- **TASK REQUIREMENTS**
Leave the pictures out, and retype all of the material exactly as written.

*** GIVEN DATA ***

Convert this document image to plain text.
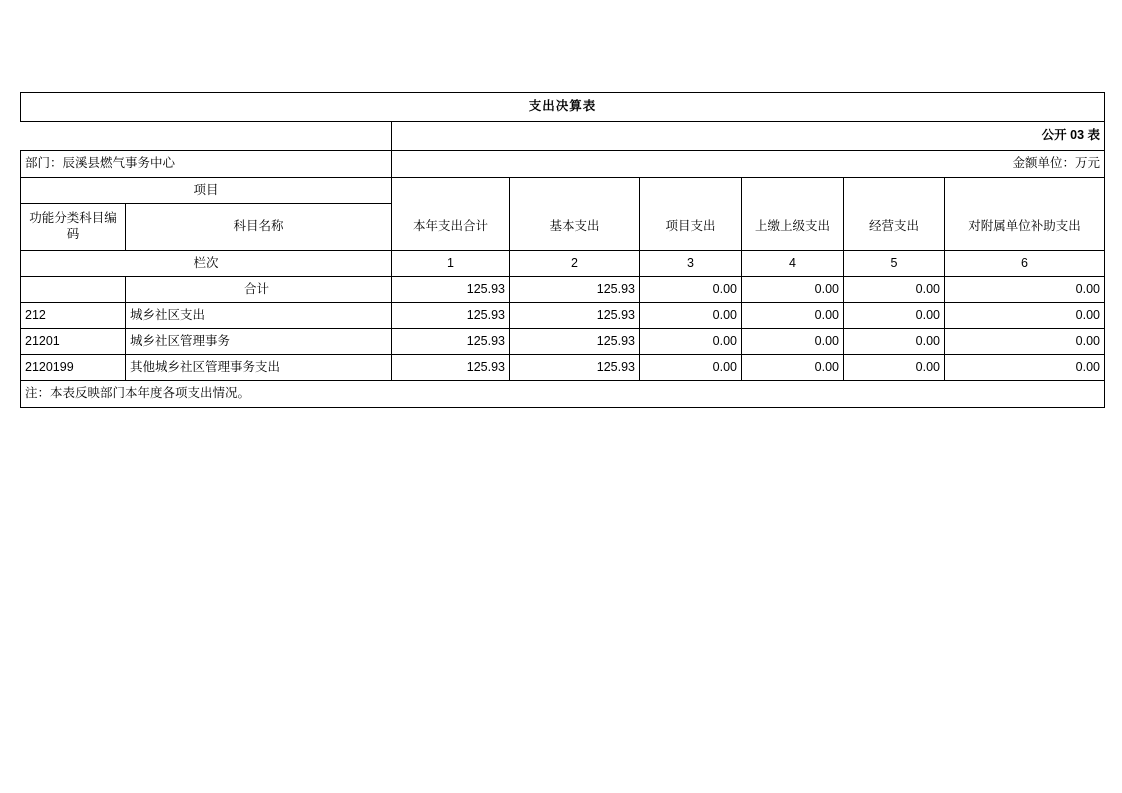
支出决算表							
		公开 03 表					
部门：辰溪县燃气事务中心		金额单位：万元					
项目							
功能分类科目编码	科目名称	本年支出合计	基本支出	项目支出	上缴上级支出	经营支出	对附属单位补助支出
栏次		1	2	3	4	5	6
	合计	125.93	125.93	0.00	0.00	0.00	0.00
212	城乡社区支出	125.93	125.93	0.00	0.00	0.00	0.00
21201	城乡社区管理事务	125.93	125.93	0.00	0.00	0.00	0.00
2120199	其他城乡社区管理事务支出	125.93	125.93	0.00	0.00	0.00	0.00
注：本表反映部门本年度各项支出情况。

***

- **FULL SOLUTION**
Convert this document image to plain text.
支出决算表							
		公开 03 表					
部门：辰溪县燃气事务中心		金额单位：万元					
项目							
功能分类科目编码	科目名称	本年支出合计	基本支出	项目支出	上缴上级支出	经营支出	对附属单位补助支出
栏次		1	2	3	4	5	6
	合计	125.93	125.93	0.00	0.00	0.00	0.00
212	城乡社区支出	125.93	125.93	0.00	0.00	0.00	0.00
21201	城乡社区管理事务	125.93	125.93	0.00	0.00	0.00	0.00
2120199	其他城乡社区管理事务支出	125.93	125.93	0.00	0.00	0.00	0.00
注：本表反映部门本年度各项支出情况。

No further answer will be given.